This study acknowledges several limitations that warrant consideration. First, while synchrotron micro-CT provides high resolution three-dimensional visualisation of microdefects, the classification lacks histological validation. Future work should incorporate co-registered histological sections to more definitively distinguish between microcracks and resorption trenches. Additionally, the presence of resorption trenches may not exclusively reflect stress-concentrated remodelling but also result from the resorption of large microcracks. Given the variability observed in the dimensions of microcracks and resorption trenches (Table 1), it is difficult to differentiate between the two aetiologies. Second, the current study did not include fabric tensor analysis. Although bone volume fraction (BV/TV) was used for normalisation, this does not account for anisotropy or trabecular orientation. Future studies should incorporate fabric-based parameters to enhance the predictive power of microstructural analysis. Third, the measurements on the microdefects were not site-matched with samples that underwent tensile measurements. Future work is planned to develop a loading rig which will work inside the synchrotron system to enable in-situ mechanical testing, which will allow for direct correlation between defect morphology and mechanical performance. Given the known impact of radiation levels on tissue mechanics, this future work will also endeavour to collect the mechanical data and imaging data separately to minimise artefactual influence. Expanding this work further to include a greater and more diverse cohort will allow for more refinement of the classification system. Despite these limitations, the findings underscore the importance of microdefect morphology and density as a major component of bone fragility, supporting the importance of risk factors outside of bone mineral density in predicting bone strength and fracture risk. The increased density of microcracks and the phenomena of runaway resorption of osteoclastic resorption pits could increase the potential risk for an age-related fragility fracture during a trip or fall.

» **Task to complete**: Continue the passage on the limitations of the bone microdefect study, picking up after its last sentence.

» **Supplied information**:

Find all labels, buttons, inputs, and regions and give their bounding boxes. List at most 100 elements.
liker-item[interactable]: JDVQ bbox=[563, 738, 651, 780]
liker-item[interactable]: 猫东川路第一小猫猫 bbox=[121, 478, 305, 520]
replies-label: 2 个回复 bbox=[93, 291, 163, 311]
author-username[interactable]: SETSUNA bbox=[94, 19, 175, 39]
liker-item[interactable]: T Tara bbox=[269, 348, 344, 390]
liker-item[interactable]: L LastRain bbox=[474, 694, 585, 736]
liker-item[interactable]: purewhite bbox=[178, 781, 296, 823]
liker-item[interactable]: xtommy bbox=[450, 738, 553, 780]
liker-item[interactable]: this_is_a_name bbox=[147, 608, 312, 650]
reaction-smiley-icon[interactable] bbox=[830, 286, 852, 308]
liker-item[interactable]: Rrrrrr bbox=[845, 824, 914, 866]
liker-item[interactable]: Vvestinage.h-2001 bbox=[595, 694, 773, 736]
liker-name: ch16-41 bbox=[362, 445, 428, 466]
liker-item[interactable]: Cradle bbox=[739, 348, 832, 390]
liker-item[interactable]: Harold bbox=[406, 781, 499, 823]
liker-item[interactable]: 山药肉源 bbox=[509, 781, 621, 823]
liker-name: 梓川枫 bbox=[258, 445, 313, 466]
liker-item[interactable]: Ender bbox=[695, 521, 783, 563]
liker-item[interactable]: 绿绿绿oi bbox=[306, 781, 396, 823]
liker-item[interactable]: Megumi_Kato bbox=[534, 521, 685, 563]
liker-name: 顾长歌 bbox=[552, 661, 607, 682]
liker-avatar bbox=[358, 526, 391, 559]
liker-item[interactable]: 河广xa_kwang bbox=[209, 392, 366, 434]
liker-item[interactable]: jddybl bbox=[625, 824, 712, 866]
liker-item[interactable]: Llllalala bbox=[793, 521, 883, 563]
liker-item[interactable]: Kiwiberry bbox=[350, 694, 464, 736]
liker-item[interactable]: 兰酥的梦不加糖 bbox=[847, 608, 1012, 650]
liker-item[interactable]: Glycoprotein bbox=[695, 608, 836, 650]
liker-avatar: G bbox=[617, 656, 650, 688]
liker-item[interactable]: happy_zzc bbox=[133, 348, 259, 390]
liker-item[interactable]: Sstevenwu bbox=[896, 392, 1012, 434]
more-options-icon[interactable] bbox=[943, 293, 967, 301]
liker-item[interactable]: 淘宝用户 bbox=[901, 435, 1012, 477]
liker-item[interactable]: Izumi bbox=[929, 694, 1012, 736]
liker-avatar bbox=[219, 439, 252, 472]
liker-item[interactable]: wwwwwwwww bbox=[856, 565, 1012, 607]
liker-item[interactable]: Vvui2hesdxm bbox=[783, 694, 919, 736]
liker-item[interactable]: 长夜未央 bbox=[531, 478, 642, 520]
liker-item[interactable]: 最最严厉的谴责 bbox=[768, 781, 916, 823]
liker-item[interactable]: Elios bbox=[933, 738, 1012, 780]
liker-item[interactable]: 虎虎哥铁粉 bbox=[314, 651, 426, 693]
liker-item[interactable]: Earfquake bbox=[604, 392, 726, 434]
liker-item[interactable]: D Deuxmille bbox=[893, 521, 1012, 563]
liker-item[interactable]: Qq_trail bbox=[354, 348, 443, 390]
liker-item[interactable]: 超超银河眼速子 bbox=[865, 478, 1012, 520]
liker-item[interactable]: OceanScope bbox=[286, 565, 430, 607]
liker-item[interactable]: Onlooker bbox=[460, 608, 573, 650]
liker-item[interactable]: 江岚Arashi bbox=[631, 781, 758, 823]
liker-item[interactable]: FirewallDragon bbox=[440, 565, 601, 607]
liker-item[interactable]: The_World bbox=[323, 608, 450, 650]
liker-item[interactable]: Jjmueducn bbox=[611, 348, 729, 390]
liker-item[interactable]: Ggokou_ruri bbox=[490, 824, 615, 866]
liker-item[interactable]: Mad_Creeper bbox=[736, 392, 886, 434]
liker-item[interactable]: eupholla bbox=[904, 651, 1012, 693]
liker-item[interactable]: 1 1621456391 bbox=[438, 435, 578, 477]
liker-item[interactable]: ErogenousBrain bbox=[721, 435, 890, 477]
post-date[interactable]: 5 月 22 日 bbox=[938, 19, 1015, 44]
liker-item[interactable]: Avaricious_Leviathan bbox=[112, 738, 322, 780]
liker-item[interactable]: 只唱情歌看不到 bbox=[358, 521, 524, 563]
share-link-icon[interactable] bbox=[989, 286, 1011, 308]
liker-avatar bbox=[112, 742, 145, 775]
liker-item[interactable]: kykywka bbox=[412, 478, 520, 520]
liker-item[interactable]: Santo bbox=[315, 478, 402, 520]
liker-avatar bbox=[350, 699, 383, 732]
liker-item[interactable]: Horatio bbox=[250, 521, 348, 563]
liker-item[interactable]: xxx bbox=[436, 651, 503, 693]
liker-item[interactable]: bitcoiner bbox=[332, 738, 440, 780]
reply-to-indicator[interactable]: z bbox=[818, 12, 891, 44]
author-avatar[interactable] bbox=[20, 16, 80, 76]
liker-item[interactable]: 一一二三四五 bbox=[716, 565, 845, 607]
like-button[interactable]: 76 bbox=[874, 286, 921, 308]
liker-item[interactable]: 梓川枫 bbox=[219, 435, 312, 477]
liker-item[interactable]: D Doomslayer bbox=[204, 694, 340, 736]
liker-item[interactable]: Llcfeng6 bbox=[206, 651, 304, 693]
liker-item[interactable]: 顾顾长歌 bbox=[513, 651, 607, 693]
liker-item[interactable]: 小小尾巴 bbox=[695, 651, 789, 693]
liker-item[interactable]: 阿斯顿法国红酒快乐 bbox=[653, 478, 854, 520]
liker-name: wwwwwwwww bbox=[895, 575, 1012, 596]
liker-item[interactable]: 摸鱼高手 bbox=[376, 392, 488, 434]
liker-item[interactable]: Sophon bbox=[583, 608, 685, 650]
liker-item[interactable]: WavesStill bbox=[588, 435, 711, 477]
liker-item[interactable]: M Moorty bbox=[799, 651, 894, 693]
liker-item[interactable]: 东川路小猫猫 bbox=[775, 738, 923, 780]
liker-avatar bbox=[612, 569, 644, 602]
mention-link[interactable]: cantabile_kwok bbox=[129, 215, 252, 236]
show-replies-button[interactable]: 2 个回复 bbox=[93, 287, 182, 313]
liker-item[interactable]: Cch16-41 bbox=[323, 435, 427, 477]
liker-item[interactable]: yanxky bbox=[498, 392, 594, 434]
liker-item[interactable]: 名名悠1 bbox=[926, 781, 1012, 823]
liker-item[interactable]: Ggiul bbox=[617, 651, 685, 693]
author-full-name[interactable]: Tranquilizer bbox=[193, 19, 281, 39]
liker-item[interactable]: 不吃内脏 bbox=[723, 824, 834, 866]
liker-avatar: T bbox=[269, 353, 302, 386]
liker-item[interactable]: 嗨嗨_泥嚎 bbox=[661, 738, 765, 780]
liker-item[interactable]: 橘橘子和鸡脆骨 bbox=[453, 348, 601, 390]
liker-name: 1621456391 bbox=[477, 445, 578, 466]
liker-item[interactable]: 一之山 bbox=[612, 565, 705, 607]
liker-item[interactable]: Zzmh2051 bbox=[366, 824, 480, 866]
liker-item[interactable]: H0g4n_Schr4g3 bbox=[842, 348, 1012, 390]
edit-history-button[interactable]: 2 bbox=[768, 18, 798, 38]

» **Task answer**:
Conclusion

This paper explored the morphology of microcracks and osteoclastic resorption pits in human bone tissue. Synchrotron micro-CT imaging successfully captured microdefects and distinguished microcracks, resorption pits and partially resorbed microcracks using a two-step classification system. The classification system presented in this paper has the potential to create a platform to study the role of microscopic defects in whole bone mechanics. Bone tissue samples from fracture patients exhibited significant greater densities of microcracks and resorption pits in hip-fracture patients than in controls. There is a likely interaction between microcracks and osteoclastic resorption pits, which may be integral to the development of fragility fractures. Microcracks likely act as a stimulus for resorption which can predispose to the generation of either physiological osteoclastic resorption pits and successful bone formation or runaway resorption leading to ultimate failure of bone. Future studies of the relationship between hierarchal bone structure and fracture mechanics need to take microdefects into account.